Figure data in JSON
####################

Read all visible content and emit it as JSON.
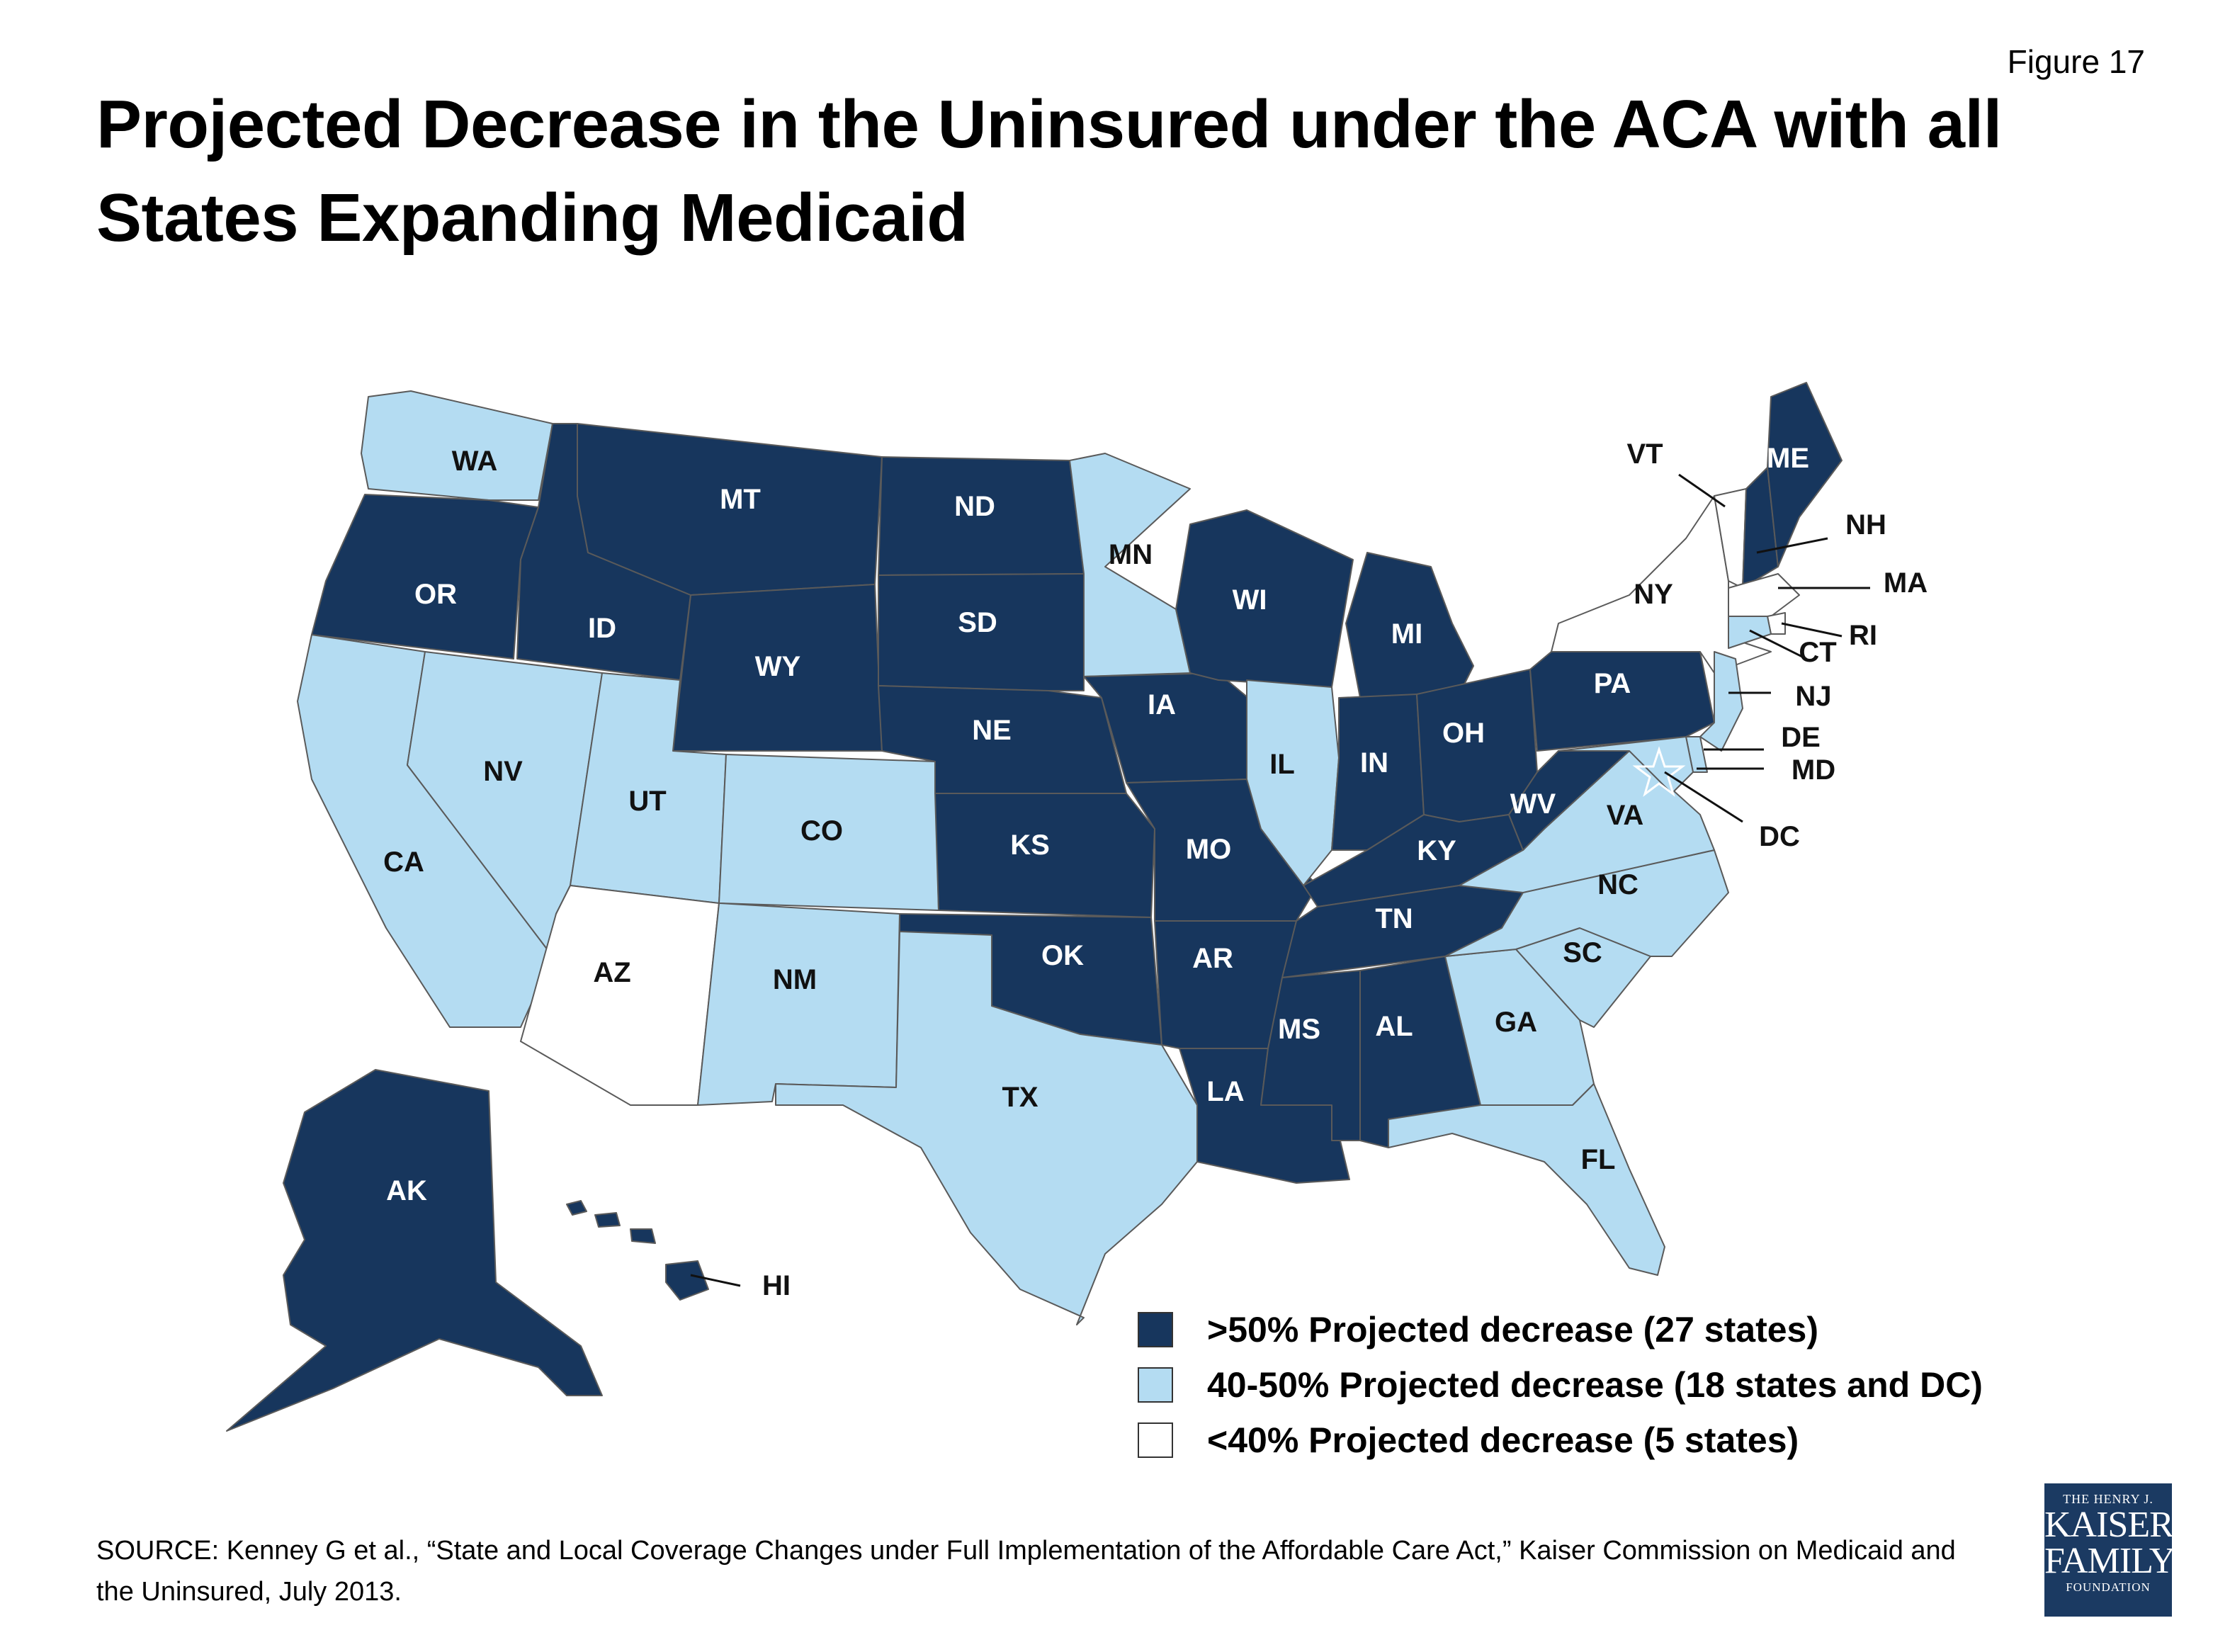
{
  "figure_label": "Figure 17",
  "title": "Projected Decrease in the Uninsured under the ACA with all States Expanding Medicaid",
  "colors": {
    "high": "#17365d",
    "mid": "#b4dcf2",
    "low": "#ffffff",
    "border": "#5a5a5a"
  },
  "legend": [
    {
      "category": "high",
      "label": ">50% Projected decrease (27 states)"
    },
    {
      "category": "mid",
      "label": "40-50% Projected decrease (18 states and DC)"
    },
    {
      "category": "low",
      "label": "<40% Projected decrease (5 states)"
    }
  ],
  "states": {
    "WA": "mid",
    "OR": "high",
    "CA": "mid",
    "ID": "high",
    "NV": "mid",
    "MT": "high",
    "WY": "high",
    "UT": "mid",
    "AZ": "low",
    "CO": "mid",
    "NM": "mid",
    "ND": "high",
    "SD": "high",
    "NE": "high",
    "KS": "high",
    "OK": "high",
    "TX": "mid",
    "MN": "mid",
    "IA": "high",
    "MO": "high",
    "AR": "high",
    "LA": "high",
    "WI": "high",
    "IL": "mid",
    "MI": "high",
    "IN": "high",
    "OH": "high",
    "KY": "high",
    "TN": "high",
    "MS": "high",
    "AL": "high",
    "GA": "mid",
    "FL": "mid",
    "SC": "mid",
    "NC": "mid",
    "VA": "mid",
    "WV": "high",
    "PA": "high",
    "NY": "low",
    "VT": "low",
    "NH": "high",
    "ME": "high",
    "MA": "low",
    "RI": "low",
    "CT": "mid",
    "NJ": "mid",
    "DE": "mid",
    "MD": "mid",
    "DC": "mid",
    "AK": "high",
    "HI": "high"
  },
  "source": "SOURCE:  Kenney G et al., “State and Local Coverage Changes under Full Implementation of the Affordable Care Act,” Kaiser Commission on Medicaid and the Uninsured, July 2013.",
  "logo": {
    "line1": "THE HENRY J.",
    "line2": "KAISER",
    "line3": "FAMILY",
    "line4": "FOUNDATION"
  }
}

####################

▶ Your goal: In the data above, tally the lines holding "Medicaid" and answer with the figure only.

▶ Full output: 2